Trust-based, server-based “blockchains”

The rationale for a decentralized, scalable, secure digital money system that can be used to implement both the current, scarce digital money games and democratic ones.

[This article is not very well written and is probably not even interesting. This is mostly a rambling self-note. When I write here, for some reason I think better.]

How many copies of a “blockchain” — the entire state of a massively-multiplayer online game that is a simulation of a money economy — does one need? Bitcoin-like blockchain systems have too many, arguably. Can we limit the number of replicas and make digital money MMOs scalable?

One way to attack the “scalable, secure, decentralized” quest is to change our views of what “decentralization” might mean. We seek “decentralized” systems because (1) we don’t want selected servers being pinpointed and taken out, and (2) servers colluding to manipulate the economic game (e.g. issuing infinite money).

Blockchain systems address these two decentralization concerns by simply supporting an unbounded, homogeneous set of replicas of the entire state that is open to contribution by anyone. The replicas are also updated by a competitive “block mining” contest that, again, cares not about how many competitors are currently playing it. The chaining of blocks and encoding of the difficulty of finding the next block even secures the entire network against all-but-one-replica outages, which is a ludicrously high level of resilience and security.

In this article I propose that we can have a “less secure” decentralization philosophy. In another design I wrote about, I argued that if we have a sufficient number of public servers — whose owners are publicly, socially known entities — replicate an economy and update it in consensus, then we can be pretty sure that the economy is “decentralized”. Issue (1) is solved by requiring all server sites to be permanently destroyed simultaneously, and issue (2) is solved by the low probability that a sufficient number of public, server-providing entities will all collude to violate the protocol.

But the implementation of that previous system was supposed to be a simple replicated ledger, and the protocol be some sort of Paxos consensus or some other brand of state-machine replication protocol. As I spent time trying to flesh out the details (of which are very many), I kept checking the costs versus the scalability I was projecting. If I wanted something like 10,000 TPS to be supported by $100/mo servers, the designs I had kept telling me I should probably stick to about 20 replicas (20 servers, 20 different social entities, “stakeholders”) to protect me with respect to decentralization issues (1) and (2) above.

* **Information shown**:

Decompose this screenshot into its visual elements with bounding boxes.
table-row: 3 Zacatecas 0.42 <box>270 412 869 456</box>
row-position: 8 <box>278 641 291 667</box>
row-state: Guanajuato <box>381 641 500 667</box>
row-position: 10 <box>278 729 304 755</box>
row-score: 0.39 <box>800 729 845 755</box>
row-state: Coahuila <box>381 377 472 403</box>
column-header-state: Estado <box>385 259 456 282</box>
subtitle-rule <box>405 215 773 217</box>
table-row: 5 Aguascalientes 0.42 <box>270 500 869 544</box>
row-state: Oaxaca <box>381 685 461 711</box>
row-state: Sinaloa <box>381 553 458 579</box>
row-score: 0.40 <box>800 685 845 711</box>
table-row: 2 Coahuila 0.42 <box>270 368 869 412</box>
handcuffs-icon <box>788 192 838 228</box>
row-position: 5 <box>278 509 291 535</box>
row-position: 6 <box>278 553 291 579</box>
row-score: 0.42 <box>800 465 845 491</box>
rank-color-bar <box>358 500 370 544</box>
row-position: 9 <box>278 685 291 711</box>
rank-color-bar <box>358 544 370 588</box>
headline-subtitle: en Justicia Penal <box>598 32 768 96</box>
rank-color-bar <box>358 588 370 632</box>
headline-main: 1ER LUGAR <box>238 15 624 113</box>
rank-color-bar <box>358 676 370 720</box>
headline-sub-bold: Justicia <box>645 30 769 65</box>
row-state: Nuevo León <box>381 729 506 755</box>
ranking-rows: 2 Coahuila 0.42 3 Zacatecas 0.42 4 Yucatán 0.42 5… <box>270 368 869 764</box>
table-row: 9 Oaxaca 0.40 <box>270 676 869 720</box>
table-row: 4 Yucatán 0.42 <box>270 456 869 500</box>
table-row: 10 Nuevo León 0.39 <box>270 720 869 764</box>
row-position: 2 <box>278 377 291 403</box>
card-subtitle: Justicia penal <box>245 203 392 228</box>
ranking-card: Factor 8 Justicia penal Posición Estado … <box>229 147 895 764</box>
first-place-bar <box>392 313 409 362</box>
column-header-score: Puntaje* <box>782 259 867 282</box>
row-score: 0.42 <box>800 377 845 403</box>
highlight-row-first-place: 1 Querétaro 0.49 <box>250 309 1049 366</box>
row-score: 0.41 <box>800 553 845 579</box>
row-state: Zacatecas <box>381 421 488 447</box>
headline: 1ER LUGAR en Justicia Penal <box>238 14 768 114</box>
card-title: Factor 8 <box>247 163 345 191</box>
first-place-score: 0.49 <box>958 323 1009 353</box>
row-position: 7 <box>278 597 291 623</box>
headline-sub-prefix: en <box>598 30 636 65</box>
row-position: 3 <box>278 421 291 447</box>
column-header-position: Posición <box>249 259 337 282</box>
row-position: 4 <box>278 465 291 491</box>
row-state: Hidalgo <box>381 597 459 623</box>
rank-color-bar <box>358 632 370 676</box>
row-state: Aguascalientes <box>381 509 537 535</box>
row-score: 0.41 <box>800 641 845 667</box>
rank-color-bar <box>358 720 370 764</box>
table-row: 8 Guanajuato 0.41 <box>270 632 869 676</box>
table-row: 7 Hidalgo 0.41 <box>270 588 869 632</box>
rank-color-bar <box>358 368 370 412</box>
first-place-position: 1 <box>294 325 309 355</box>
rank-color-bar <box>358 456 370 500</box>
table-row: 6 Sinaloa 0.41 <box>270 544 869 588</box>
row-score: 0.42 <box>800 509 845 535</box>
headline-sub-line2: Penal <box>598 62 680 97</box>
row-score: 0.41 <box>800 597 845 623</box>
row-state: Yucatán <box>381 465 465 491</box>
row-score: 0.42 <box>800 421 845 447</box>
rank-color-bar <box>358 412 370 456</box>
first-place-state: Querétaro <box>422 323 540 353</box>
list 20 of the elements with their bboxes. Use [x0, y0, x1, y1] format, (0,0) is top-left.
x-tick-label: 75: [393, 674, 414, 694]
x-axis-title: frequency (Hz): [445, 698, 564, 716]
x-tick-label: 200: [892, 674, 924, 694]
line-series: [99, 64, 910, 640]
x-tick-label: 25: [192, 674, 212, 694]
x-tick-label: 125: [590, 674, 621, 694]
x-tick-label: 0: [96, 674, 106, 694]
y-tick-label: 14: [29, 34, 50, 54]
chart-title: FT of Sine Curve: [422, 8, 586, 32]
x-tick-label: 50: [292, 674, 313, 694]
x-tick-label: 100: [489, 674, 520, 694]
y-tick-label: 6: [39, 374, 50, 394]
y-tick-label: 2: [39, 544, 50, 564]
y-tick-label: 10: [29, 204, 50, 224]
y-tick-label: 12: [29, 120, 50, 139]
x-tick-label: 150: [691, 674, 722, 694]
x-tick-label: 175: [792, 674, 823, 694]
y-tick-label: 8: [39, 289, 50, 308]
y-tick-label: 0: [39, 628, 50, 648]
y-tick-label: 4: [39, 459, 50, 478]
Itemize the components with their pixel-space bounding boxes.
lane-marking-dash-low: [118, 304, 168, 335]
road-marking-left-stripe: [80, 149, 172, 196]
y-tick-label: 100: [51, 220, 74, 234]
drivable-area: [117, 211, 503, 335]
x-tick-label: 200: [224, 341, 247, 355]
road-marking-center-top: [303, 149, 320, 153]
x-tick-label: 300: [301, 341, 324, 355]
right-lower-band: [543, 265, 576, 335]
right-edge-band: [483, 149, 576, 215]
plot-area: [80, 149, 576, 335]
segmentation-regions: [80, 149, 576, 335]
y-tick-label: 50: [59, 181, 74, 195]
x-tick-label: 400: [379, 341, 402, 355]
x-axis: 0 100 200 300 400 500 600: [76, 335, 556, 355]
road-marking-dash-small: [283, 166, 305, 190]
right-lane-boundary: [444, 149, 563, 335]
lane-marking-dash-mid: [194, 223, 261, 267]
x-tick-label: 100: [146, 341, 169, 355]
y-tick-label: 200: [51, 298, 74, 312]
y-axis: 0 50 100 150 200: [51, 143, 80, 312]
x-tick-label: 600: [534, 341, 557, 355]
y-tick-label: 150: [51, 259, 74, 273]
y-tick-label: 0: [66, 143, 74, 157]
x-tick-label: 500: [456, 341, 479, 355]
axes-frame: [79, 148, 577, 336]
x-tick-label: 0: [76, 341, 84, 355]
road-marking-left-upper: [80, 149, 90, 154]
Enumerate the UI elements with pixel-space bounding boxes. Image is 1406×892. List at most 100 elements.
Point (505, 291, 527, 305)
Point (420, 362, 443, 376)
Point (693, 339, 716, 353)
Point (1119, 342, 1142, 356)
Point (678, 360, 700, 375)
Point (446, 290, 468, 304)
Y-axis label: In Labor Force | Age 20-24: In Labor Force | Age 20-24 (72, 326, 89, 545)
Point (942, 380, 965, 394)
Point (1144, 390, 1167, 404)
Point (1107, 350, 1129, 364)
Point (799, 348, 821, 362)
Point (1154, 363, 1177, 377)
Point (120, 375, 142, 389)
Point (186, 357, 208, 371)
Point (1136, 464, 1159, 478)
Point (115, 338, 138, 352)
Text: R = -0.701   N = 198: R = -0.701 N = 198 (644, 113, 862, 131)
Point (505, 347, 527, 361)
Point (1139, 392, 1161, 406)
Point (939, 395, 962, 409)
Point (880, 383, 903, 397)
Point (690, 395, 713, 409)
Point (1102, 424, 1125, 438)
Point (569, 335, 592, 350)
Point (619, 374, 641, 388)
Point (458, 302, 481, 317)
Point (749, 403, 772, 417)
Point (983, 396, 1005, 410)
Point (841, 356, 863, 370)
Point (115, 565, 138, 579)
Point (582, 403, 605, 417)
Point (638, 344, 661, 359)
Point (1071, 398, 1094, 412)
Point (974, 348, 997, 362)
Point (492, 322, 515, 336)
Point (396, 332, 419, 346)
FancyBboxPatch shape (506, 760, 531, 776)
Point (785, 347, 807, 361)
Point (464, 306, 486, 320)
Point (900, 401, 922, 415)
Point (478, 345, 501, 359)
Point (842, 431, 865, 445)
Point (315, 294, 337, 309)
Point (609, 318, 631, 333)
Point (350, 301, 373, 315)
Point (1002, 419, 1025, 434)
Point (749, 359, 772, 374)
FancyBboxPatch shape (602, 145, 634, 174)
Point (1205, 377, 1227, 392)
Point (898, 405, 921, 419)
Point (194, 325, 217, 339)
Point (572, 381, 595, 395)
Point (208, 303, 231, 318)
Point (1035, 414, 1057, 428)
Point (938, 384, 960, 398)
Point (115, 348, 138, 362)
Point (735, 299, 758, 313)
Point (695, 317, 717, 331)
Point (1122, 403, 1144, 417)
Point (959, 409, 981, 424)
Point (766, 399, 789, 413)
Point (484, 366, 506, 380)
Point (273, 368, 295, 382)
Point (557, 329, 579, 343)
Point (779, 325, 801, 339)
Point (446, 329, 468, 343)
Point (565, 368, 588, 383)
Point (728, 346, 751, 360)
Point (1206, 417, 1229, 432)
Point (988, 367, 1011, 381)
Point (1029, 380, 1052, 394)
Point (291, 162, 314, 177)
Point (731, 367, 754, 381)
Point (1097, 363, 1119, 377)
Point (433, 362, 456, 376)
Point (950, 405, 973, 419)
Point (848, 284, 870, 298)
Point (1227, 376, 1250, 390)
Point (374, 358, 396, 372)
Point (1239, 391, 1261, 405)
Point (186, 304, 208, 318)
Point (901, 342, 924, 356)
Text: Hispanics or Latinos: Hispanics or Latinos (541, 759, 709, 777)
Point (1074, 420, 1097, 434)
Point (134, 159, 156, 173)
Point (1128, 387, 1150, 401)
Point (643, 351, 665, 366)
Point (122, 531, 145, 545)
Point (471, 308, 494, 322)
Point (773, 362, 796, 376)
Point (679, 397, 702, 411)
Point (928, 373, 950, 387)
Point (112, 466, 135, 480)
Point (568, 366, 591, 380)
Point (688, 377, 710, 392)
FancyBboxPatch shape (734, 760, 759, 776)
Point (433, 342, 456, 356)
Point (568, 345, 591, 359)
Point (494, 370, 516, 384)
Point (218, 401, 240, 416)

* **Problems to work on**:
1 – Reproduce the passage of the blockchain article starting at "Blockchain systems address" and ending at "resilience and security.".
2 – Resume the blockchain article after its last sentence and continue writing it.

* **Answers to the problems**:
1 –
Blockchain systems address these two decentralization concerns by simply supporting an unbounded, homogeneous set of replicas of the entire state that is open to contribution by anyone. The replicas are also updated by a competitive “block mining” contest that, again, cares not about how many competitors are currently playing it. The chaining of blocks and encoding of the difficulty of finding the next block even secures the entire network against all-but-one-replica outages, which is a ludicrously high level of resilience and security.

2 –
After much meditation, I decided I do not like two-digit nature of “twenty replicas”. I want a Dunbar’s number of replicas, at the very least. My magic nerd number is a support for 256 replicas. It is logically easy for me to see twenty reputable entities providing virtually same level of decentralization and security as the Bitcoin blockchain. However, it is emotionally easy for me to see two hundred public entities supporting a protocol, and knowing that at least the majority of them are completely honest, and thus providing a sufficient level of secure decentralization.

The general approach in the previous article is still valid for attaning 200 replicas. Now I just have to ramble about the implementation details and their philosophical underpinnings, which will determine whether the server cluster can scale from 20 to 200 replicas.

For two hundred replicas, a traditional state-machine replication approach doesn’t quite work. It becomes very, very chatty, which is wasteful. It would probably still work, but the servers would be more expensive to maintain than necessary. Another algorithm, another approach is possible.

The servers can’t simply use a “blockchain” protocol among themselves. For 10,000 TPS, that’s a whole lot of blockchain growth. A small transaction being around 100 bytes (guess ballpark), that’s 1MB per second, 86.4 GB per day or 31 TB per year. But we’re going to solve that problem and that’s exactly what we will propose here.

The essential reason behind “blockchaining” about 200 servers is that it is a simple way to solve the replica synchronization problem. State-machine replication protocols tend to bundle up replica verification with replica updating. And we already know beforehand that there are probably no malicious servers, and that knowledge is wasted by a traditional Byzantine (fault-tolerant, malicious-collusion tolerant) state-machine replication protocol. We do not rely on all the servers being honest (far from it), but we optimize (we bet) in them being all honest.

In the end, there is not much difference between a “blockchain” and state-machine replication. In fact, a “blockchain” is just an extreme solution to Byzantine state-machine replication.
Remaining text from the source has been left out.